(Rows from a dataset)
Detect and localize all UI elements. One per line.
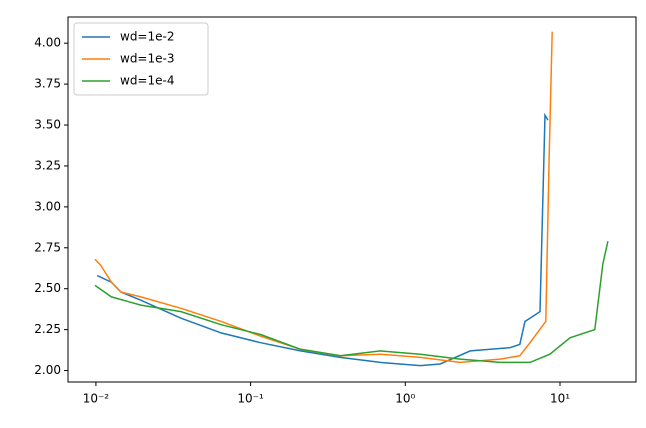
y-tick-label: 2.75 — [34, 240, 61, 254]
y-tick-label: 3.00 — [34, 199, 61, 213]
y-tick-label: 3.75 — [34, 77, 61, 91]
legend-label: wd=1e-2 — [120, 30, 174, 44]
x-tick-label: 10⁻² — [83, 392, 110, 406]
legend-box — [73, 22, 209, 96]
legend-label: wd=1e-3 — [120, 52, 174, 66]
y-tick-label: 3.50 — [34, 118, 61, 132]
line-series — [96, 112, 549, 367]
y-tick-label: 2.50 — [34, 281, 61, 295]
axes-frame — [67, 16, 637, 383]
y-tick-label: 2.00 — [34, 363, 61, 377]
y-tick-label: 3.25 — [34, 158, 61, 172]
y-tick-label: 4.00 — [34, 36, 61, 50]
line-series — [94, 241, 609, 364]
x-tick-label: 10⁰ — [395, 392, 415, 406]
x-tick-label: 10¹ — [550, 392, 570, 406]
legend-label: wd=1e-4 — [120, 74, 174, 88]
x-tick-label: 10⁻¹ — [237, 392, 264, 406]
y-tick-label: 2.25 — [34, 322, 61, 336]
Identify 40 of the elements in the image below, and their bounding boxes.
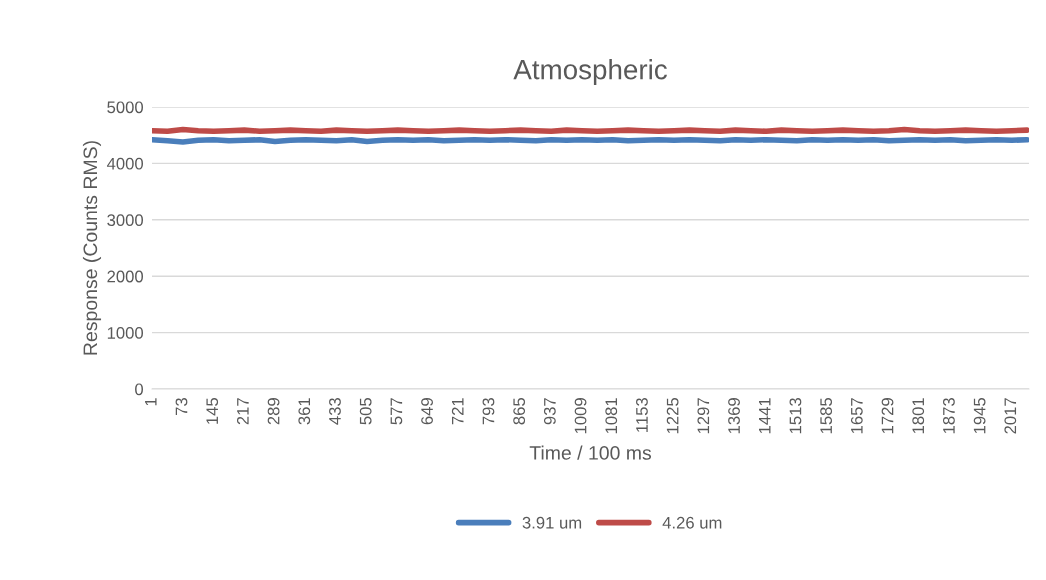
legend-label: 3.91 um — [522, 516, 582, 529]
x-tick-label: 1585 — [820, 398, 833, 434]
x-tick-label: 937 — [543, 398, 556, 425]
x-tick-label: 505 — [359, 398, 372, 425]
y-tick-label: 4000 — [106, 157, 144, 170]
x-tick-label: 1441 — [759, 398, 771, 434]
x-tick-label: 1945 — [973, 398, 986, 434]
chart-title: Atmospheric — [513, 59, 667, 85]
x-tick-label: 721 — [451, 398, 464, 425]
y-axis-title: Response (Counts RMS) — [82, 141, 102, 355]
y-tick-label: 3000 — [107, 214, 144, 226]
x-tick-label: 649 — [421, 398, 433, 425]
x-tick-label: 1081 — [605, 398, 618, 434]
x-tick-label: 865 — [513, 398, 526, 425]
x-tick-label: 1369 — [728, 398, 740, 434]
y-tick-label: 1000 — [107, 327, 144, 339]
x-tick-label: 2017 — [1004, 398, 1017, 434]
x-tick-label: 361 — [298, 398, 311, 425]
y-tick-label: 5000 — [107, 101, 144, 114]
x-tick-label: 73 — [175, 398, 188, 416]
x-tick-label: 1009 — [574, 398, 587, 434]
x-tick-label: 1 — [145, 398, 157, 406]
x-tick-label: 1297 — [697, 398, 710, 434]
y-tick-label: 2000 — [107, 270, 144, 283]
x-tick-label: 1225 — [666, 398, 679, 434]
legend-label: 4.26 um — [662, 516, 722, 529]
y-tick-label: 0 — [135, 383, 144, 396]
x-tick-label: 577 — [390, 398, 403, 425]
x-tick-label: 217 — [236, 398, 249, 425]
x-tick-label: 1729 — [881, 398, 894, 434]
x-axis-title: Time / 100 ms — [529, 445, 652, 460]
x-tick-label: 793 — [482, 398, 495, 425]
x-tick-label: 433 — [329, 398, 341, 425]
x-tick-label: 289 — [267, 398, 280, 425]
x-tick-label: 1801 — [912, 398, 925, 434]
x-tick-label: 145 — [206, 398, 219, 424]
x-tick-label: 1513 — [789, 398, 802, 434]
x-tick-label: 1657 — [850, 398, 863, 434]
x-tick-label: 1153 — [636, 398, 648, 432]
x-tick-label: 1873 — [943, 398, 955, 434]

• Exercise aim
Copy out the lines word for word, starting at the line containing "y-tick-label: 2.75 — [34, 240, 61, 254]" and ending at the line containing "y-tick-label: 4.00 — [34, 36, 61, 50]", with both of those lines included.

• Completed exercise
y-tick-label: 2.75 — [34, 240, 61, 254]
y-tick-label: 3.00 — [34, 199, 61, 213]
y-tick-label: 3.75 — [34, 77, 61, 91]
legend-label: wd=1e-2 — [120, 30, 174, 44]
x-tick-label: 10⁻² — [83, 392, 110, 406]
legend-box — [73, 22, 209, 96]
legend-label: wd=1e-3 — [120, 52, 174, 66]
y-tick-label: 3.50 — [34, 118, 61, 132]
line-series — [96, 112, 549, 367]
y-tick-label: 2.50 — [34, 281, 61, 295]
axes-frame — [67, 16, 637, 383]
y-tick-label: 2.00 — [34, 363, 61, 377]
y-tick-label: 3.25 — [34, 158, 61, 172]
y-tick-label: 4.00 — [34, 36, 61, 50]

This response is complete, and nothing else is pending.